* [The task]:
Gather up every line that includes the string "Corrected".
─── Material for this exercise
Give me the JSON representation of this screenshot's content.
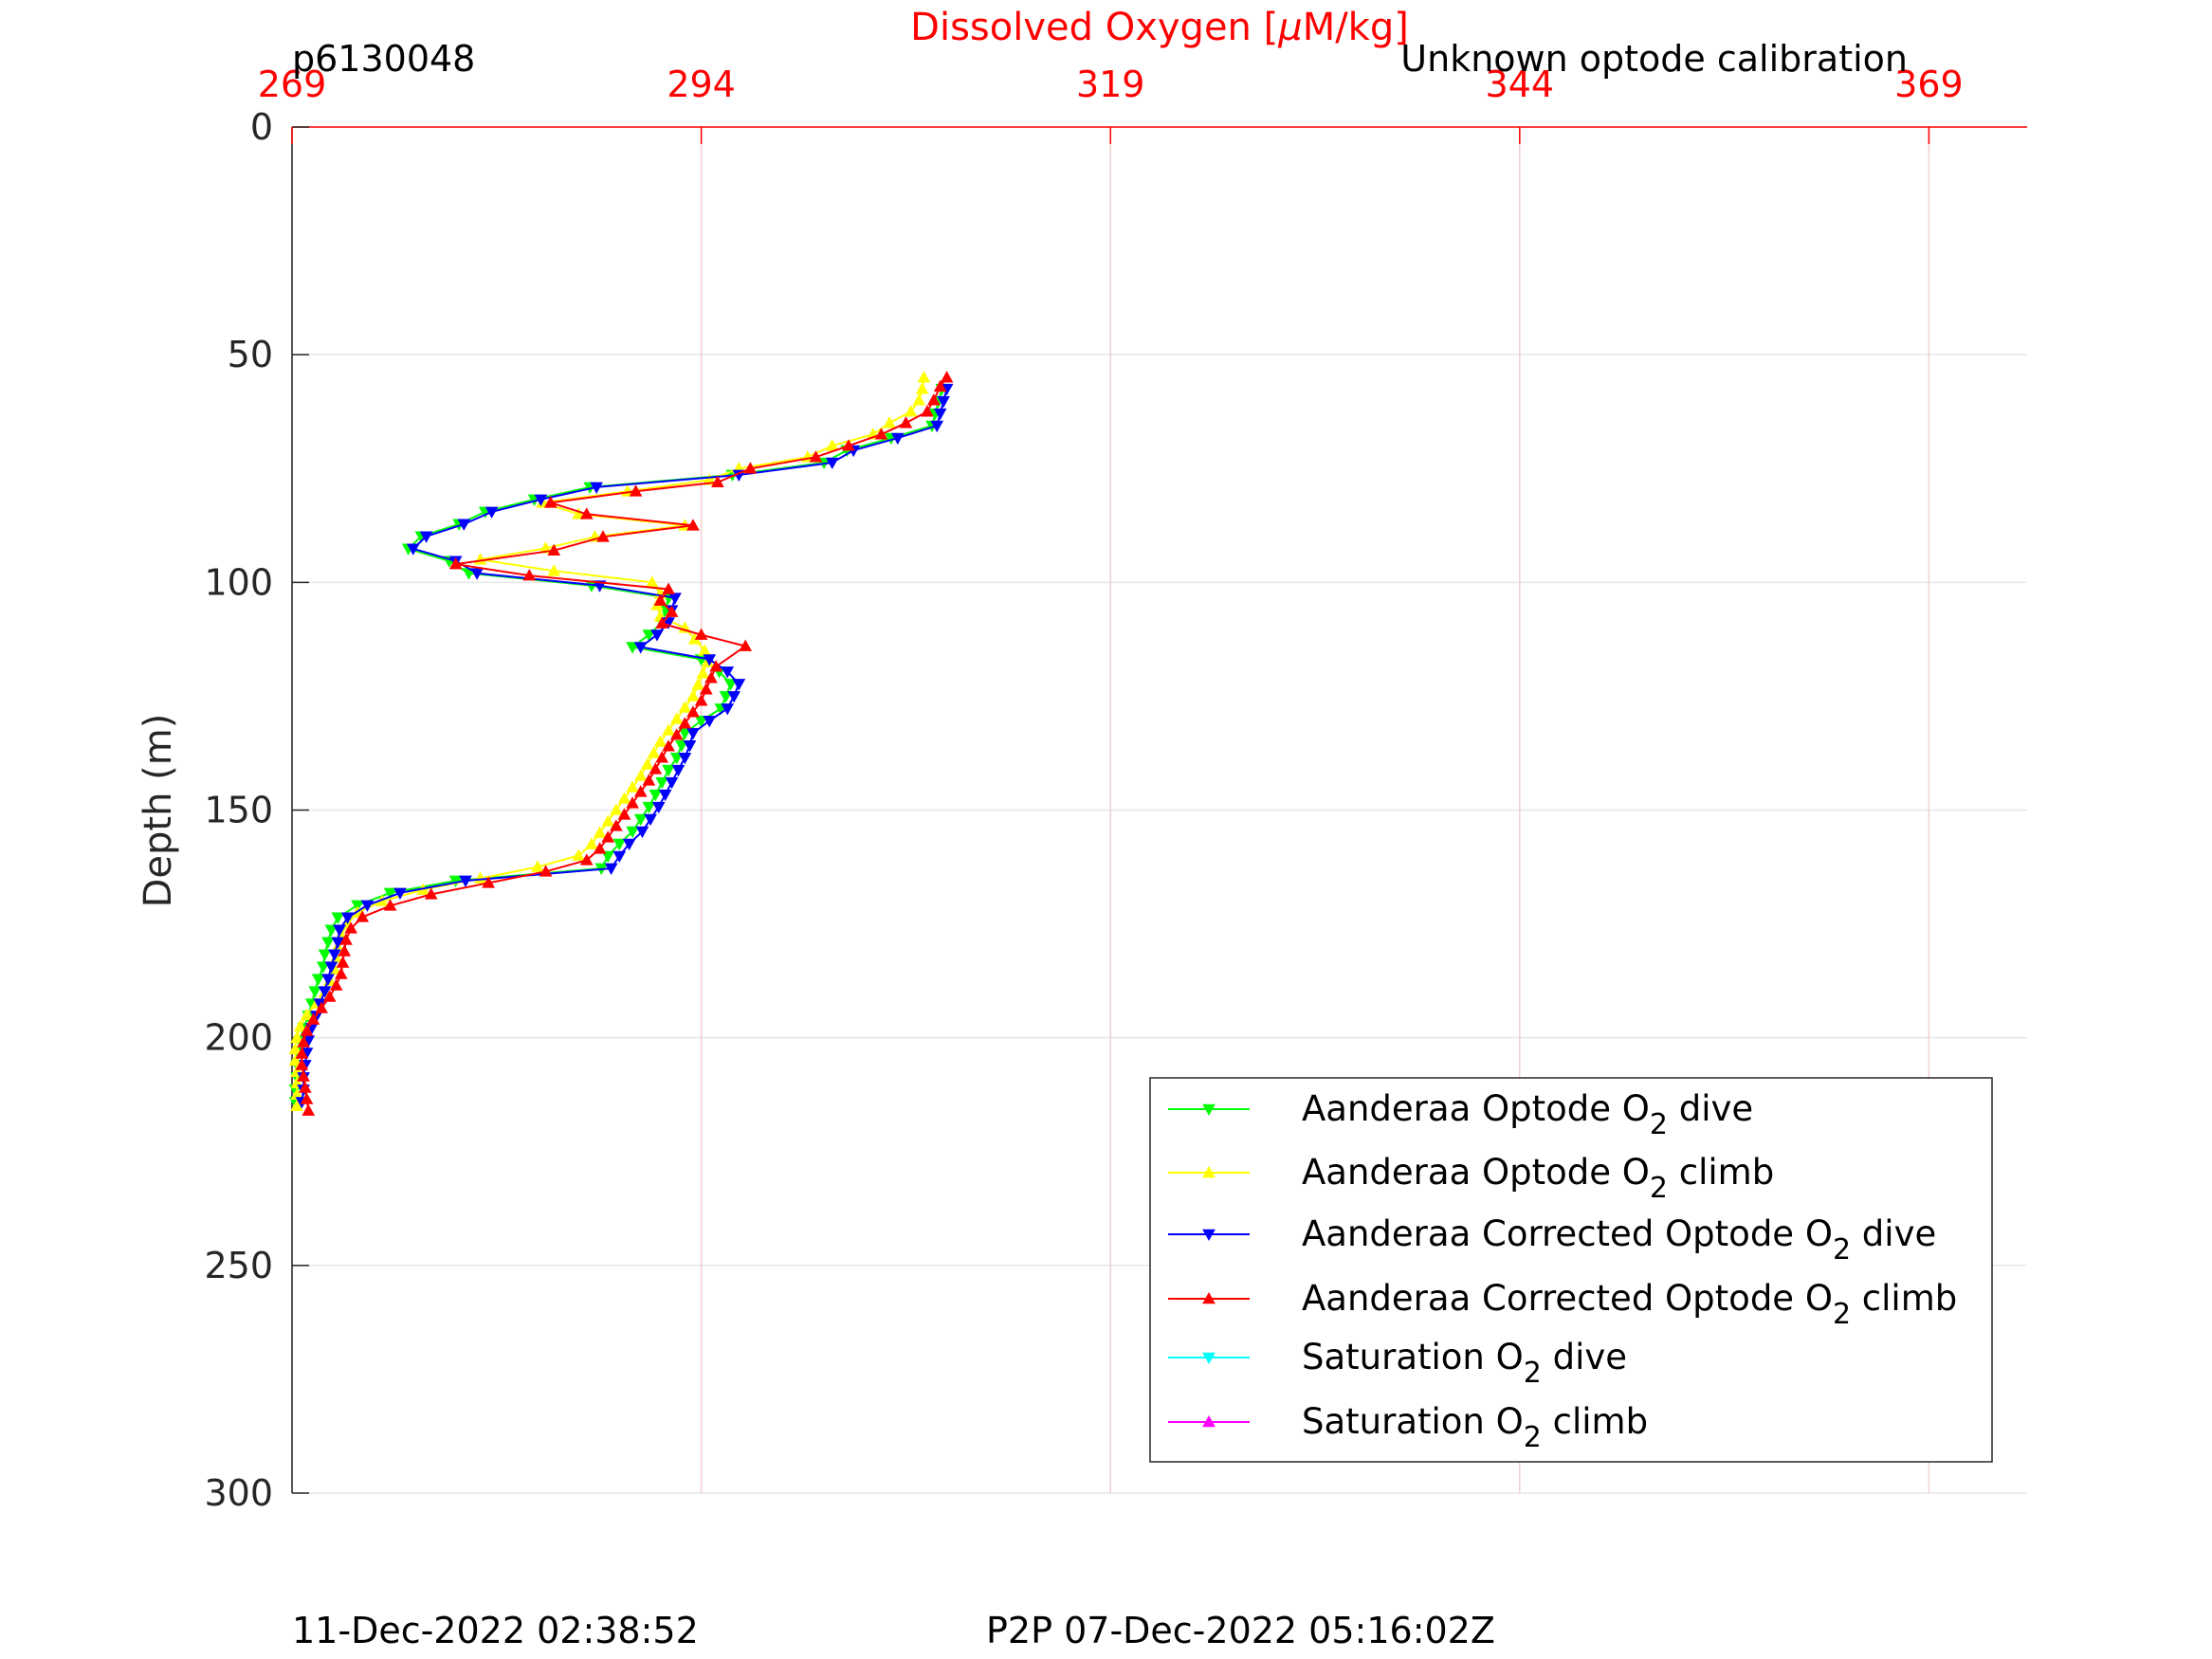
{
  "header": {
    "glider_id": "p6130048",
    "calibration_note": "Unknown optode calibration"
  },
  "footer": {
    "plot_time": "11-Dec-2022 02:38:52",
    "p2p_time": "P2P 07-Dec-2022 05:16:02Z"
  },
  "chart_data": {
    "type": "line",
    "title": "",
    "xlabel_prefix": "Dissolved Oxygen [",
    "xlabel_mu": "μ",
    "xlabel_suffix": "M/kg]",
    "ylabel": "Depth (m)",
    "xlim": [
      269,
      375
    ],
    "ylim": [
      0,
      300
    ],
    "y_reversed": true,
    "x_ticks": [
      269,
      294,
      319,
      344,
      369
    ],
    "y_ticks": [
      0,
      50,
      100,
      150,
      200,
      250,
      300
    ],
    "grid": true,
    "legend_position": "bottom-right",
    "series": [
      {
        "name": "Aanderaa Optode O2 dive",
        "label_main": "Aanderaa Optode O",
        "label_sub": "2",
        "label_end": " dive",
        "color": "#00ff00",
        "marker": "triangle-down",
        "points": [
          [
            308.7,
            57.5
          ],
          [
            308.5,
            60.2
          ],
          [
            308.3,
            62.9
          ],
          [
            308.1,
            65.6
          ],
          [
            305.6,
            68.3
          ],
          [
            302.9,
            71.0
          ],
          [
            301.5,
            73.7
          ],
          [
            295.9,
            76.4
          ],
          [
            287.2,
            79.1
          ],
          [
            283.8,
            81.8
          ],
          [
            280.8,
            84.5
          ],
          [
            279.2,
            87.2
          ],
          [
            276.9,
            89.9
          ],
          [
            276.1,
            92.6
          ],
          [
            278.6,
            95.3
          ],
          [
            279.8,
            98.0
          ],
          [
            287.3,
            100.7
          ],
          [
            292.0,
            103.4
          ],
          [
            291.8,
            106.1
          ],
          [
            291.6,
            108.8
          ],
          [
            290.8,
            111.5
          ],
          [
            289.8,
            114.2
          ],
          [
            294.0,
            116.9
          ],
          [
            295.1,
            119.6
          ],
          [
            295.8,
            122.3
          ],
          [
            295.5,
            125.0
          ],
          [
            295.2,
            127.7
          ],
          [
            294.0,
            130.4
          ],
          [
            293.0,
            133.1
          ],
          [
            292.8,
            135.8
          ],
          [
            292.5,
            138.5
          ],
          [
            292.0,
            141.2
          ],
          [
            291.6,
            143.9
          ],
          [
            291.2,
            146.6
          ],
          [
            290.8,
            149.3
          ],
          [
            290.3,
            152.0
          ],
          [
            289.8,
            154.7
          ],
          [
            289.0,
            157.4
          ],
          [
            288.3,
            160.1
          ],
          [
            287.9,
            162.8
          ],
          [
            279.0,
            165.5
          ],
          [
            275.0,
            168.2
          ],
          [
            273.0,
            170.9
          ],
          [
            271.8,
            173.6
          ],
          [
            271.4,
            176.3
          ],
          [
            271.2,
            179.0
          ],
          [
            271.0,
            181.7
          ],
          [
            270.9,
            184.4
          ],
          [
            270.6,
            187.1
          ],
          [
            270.4,
            189.8
          ],
          [
            270.2,
            192.5
          ],
          [
            270.0,
            195.2
          ],
          [
            269.7,
            197.9
          ],
          [
            269.5,
            200.6
          ],
          [
            269.4,
            203.3
          ],
          [
            269.3,
            206.0
          ],
          [
            269.3,
            208.7
          ],
          [
            269.2,
            211.4
          ],
          [
            269.2,
            214.1
          ]
        ]
      },
      {
        "name": "Aanderaa Optode O2 climb",
        "label_main": "Aanderaa Optode O",
        "label_sub": "2",
        "label_end": " climb",
        "color": "#ffff00",
        "marker": "triangle-up",
        "points": [
          [
            269.3,
            215.0
          ],
          [
            269.3,
            212.5
          ],
          [
            269.3,
            210.0
          ],
          [
            269.3,
            207.5
          ],
          [
            269.2,
            205.0
          ],
          [
            269.2,
            202.5
          ],
          [
            269.3,
            200.0
          ],
          [
            269.5,
            197.5
          ],
          [
            269.9,
            195.0
          ],
          [
            270.5,
            192.5
          ],
          [
            271.0,
            190.0
          ],
          [
            271.3,
            187.5
          ],
          [
            271.6,
            185.0
          ],
          [
            271.7,
            182.5
          ],
          [
            271.8,
            180.0
          ],
          [
            272.0,
            177.5
          ],
          [
            272.4,
            175.0
          ],
          [
            273.0,
            172.5
          ],
          [
            274.5,
            170.0
          ],
          [
            277.0,
            167.5
          ],
          [
            280.5,
            165.0
          ],
          [
            284.0,
            162.5
          ],
          [
            286.5,
            160.0
          ],
          [
            287.3,
            157.5
          ],
          [
            287.8,
            155.0
          ],
          [
            288.3,
            152.5
          ],
          [
            288.8,
            150.0
          ],
          [
            289.3,
            147.5
          ],
          [
            289.8,
            145.0
          ],
          [
            290.3,
            142.5
          ],
          [
            290.7,
            140.0
          ],
          [
            291.1,
            137.5
          ],
          [
            291.5,
            135.0
          ],
          [
            292.0,
            132.5
          ],
          [
            292.5,
            130.0
          ],
          [
            293.0,
            127.5
          ],
          [
            293.5,
            125.0
          ],
          [
            293.8,
            122.5
          ],
          [
            294.1,
            120.0
          ],
          [
            294.4,
            117.5
          ],
          [
            294.2,
            115.0
          ],
          [
            293.6,
            112.5
          ],
          [
            293.0,
            110.0
          ],
          [
            291.5,
            107.5
          ],
          [
            291.3,
            105.0
          ],
          [
            291.5,
            102.5
          ],
          [
            291.0,
            100.0
          ],
          [
            285.0,
            97.5
          ],
          [
            280.5,
            95.0
          ],
          [
            284.5,
            92.5
          ],
          [
            287.5,
            90.0
          ],
          [
            293.0,
            87.5
          ],
          [
            286.5,
            85.0
          ],
          [
            284.3,
            82.5
          ],
          [
            289.5,
            80.0
          ],
          [
            294.5,
            77.5
          ],
          [
            296.3,
            75.0
          ],
          [
            300.5,
            72.5
          ],
          [
            302.0,
            70.0
          ],
          [
            304.5,
            67.5
          ],
          [
            305.5,
            65.0
          ],
          [
            306.8,
            62.5
          ],
          [
            307.3,
            60.0
          ],
          [
            307.5,
            57.5
          ],
          [
            307.6,
            55.0
          ]
        ]
      },
      {
        "name": "Aanderaa Corrected Optode O2 dive",
        "label_main": "Aanderaa Corrected Optode O",
        "label_sub": "2",
        "label_end": " dive",
        "color": "#0000ff",
        "marker": "triangle-down",
        "points": [
          [
            309.0,
            57.5
          ],
          [
            308.8,
            60.2
          ],
          [
            308.6,
            62.9
          ],
          [
            308.4,
            65.6
          ],
          [
            306.0,
            68.3
          ],
          [
            303.3,
            71.0
          ],
          [
            302.0,
            73.7
          ],
          [
            296.3,
            76.4
          ],
          [
            287.6,
            79.1
          ],
          [
            284.2,
            81.8
          ],
          [
            281.2,
            84.5
          ],
          [
            279.5,
            87.2
          ],
          [
            277.2,
            89.9
          ],
          [
            276.4,
            92.6
          ],
          [
            279.0,
            95.3
          ],
          [
            280.3,
            98.0
          ],
          [
            287.8,
            100.7
          ],
          [
            292.4,
            103.4
          ],
          [
            292.2,
            106.1
          ],
          [
            292.0,
            108.8
          ],
          [
            291.3,
            111.5
          ],
          [
            290.3,
            114.2
          ],
          [
            294.5,
            116.9
          ],
          [
            295.6,
            119.6
          ],
          [
            296.3,
            122.3
          ],
          [
            296.0,
            125.0
          ],
          [
            295.6,
            127.7
          ],
          [
            294.5,
            130.4
          ],
          [
            293.5,
            133.1
          ],
          [
            293.3,
            135.8
          ],
          [
            293.0,
            138.5
          ],
          [
            292.6,
            141.2
          ],
          [
            292.2,
            143.9
          ],
          [
            291.8,
            146.6
          ],
          [
            291.4,
            149.3
          ],
          [
            290.9,
            152.0
          ],
          [
            290.4,
            154.7
          ],
          [
            289.6,
            157.4
          ],
          [
            289.0,
            160.1
          ],
          [
            288.5,
            162.8
          ],
          [
            279.6,
            165.5
          ],
          [
            275.6,
            168.2
          ],
          [
            273.6,
            170.9
          ],
          [
            272.4,
            173.6
          ],
          [
            271.9,
            176.3
          ],
          [
            271.8,
            179.0
          ],
          [
            271.6,
            181.7
          ],
          [
            271.4,
            184.4
          ],
          [
            271.2,
            187.1
          ],
          [
            271.0,
            189.8
          ],
          [
            270.7,
            192.5
          ],
          [
            270.5,
            195.2
          ],
          [
            270.2,
            197.9
          ],
          [
            270.0,
            200.6
          ],
          [
            269.9,
            203.3
          ],
          [
            269.8,
            206.0
          ],
          [
            269.7,
            208.7
          ],
          [
            269.7,
            211.4
          ],
          [
            269.6,
            214.1
          ]
        ]
      },
      {
        "name": "Aanderaa Corrected Optode O2 climb",
        "label_main": "Aanderaa Corrected Optode O",
        "label_sub": "2",
        "label_end": " climb",
        "color": "#ff0000",
        "marker": "triangle-up",
        "points": [
          [
            270.0,
            216.0
          ],
          [
            269.9,
            213.5
          ],
          [
            269.8,
            211.0
          ],
          [
            269.7,
            208.5
          ],
          [
            269.6,
            206.0
          ],
          [
            269.6,
            203.5
          ],
          [
            269.7,
            201.0
          ],
          [
            269.9,
            198.5
          ],
          [
            270.3,
            196.0
          ],
          [
            270.8,
            193.5
          ],
          [
            271.3,
            191.0
          ],
          [
            271.7,
            188.5
          ],
          [
            272.0,
            186.0
          ],
          [
            272.1,
            183.5
          ],
          [
            272.2,
            181.0
          ],
          [
            272.3,
            178.5
          ],
          [
            272.6,
            176.0
          ],
          [
            273.3,
            173.5
          ],
          [
            275.0,
            171.0
          ],
          [
            277.5,
            168.5
          ],
          [
            281.0,
            166.0
          ],
          [
            284.5,
            163.5
          ],
          [
            287.0,
            161.0
          ],
          [
            287.8,
            158.5
          ],
          [
            288.3,
            156.0
          ],
          [
            288.8,
            153.5
          ],
          [
            289.3,
            151.0
          ],
          [
            289.8,
            148.5
          ],
          [
            290.3,
            146.0
          ],
          [
            290.8,
            143.5
          ],
          [
            291.2,
            141.0
          ],
          [
            291.6,
            138.5
          ],
          [
            292.0,
            136.0
          ],
          [
            292.5,
            133.5
          ],
          [
            293.0,
            131.0
          ],
          [
            293.5,
            128.5
          ],
          [
            294.0,
            126.0
          ],
          [
            294.3,
            123.5
          ],
          [
            294.6,
            121.0
          ],
          [
            294.9,
            118.5
          ],
          [
            296.7,
            114.0
          ],
          [
            294.0,
            111.5
          ],
          [
            291.6,
            109.0
          ],
          [
            292.2,
            106.5
          ],
          [
            291.5,
            104.0
          ],
          [
            292.0,
            101.5
          ],
          [
            283.5,
            98.5
          ],
          [
            279.0,
            96.0
          ],
          [
            285.0,
            93.0
          ],
          [
            288.0,
            90.0
          ],
          [
            293.5,
            87.5
          ],
          [
            287.0,
            85.0
          ],
          [
            284.8,
            82.5
          ],
          [
            290.0,
            80.0
          ],
          [
            295.0,
            78.0
          ],
          [
            297.0,
            75.0
          ],
          [
            301.0,
            72.5
          ],
          [
            303.0,
            70.0
          ],
          [
            305.0,
            67.5
          ],
          [
            306.5,
            65.0
          ],
          [
            307.8,
            62.5
          ],
          [
            308.2,
            60.0
          ],
          [
            308.6,
            57.0
          ],
          [
            309.0,
            55.0
          ]
        ]
      },
      {
        "name": "Saturation O2 dive",
        "label_main": "Saturation O",
        "label_sub": "2",
        "label_end": " dive",
        "color": "#00ffff",
        "marker": "triangle-down",
        "points": []
      },
      {
        "name": "Saturation O2 climb",
        "label_main": "Saturation O",
        "label_sub": "2",
        "label_end": " climb",
        "color": "#ff00ff",
        "marker": "triangle-up",
        "points": []
      }
    ]
  }
}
──────
* [The response]:
        "name": "Aanderaa Corrected Optode O2 dive",
        "label_main": "Aanderaa Corrected Optode O",
        "name": "Aanderaa Corrected Optode O2 climb",
        "label_main": "Aanderaa Corrected Optode O",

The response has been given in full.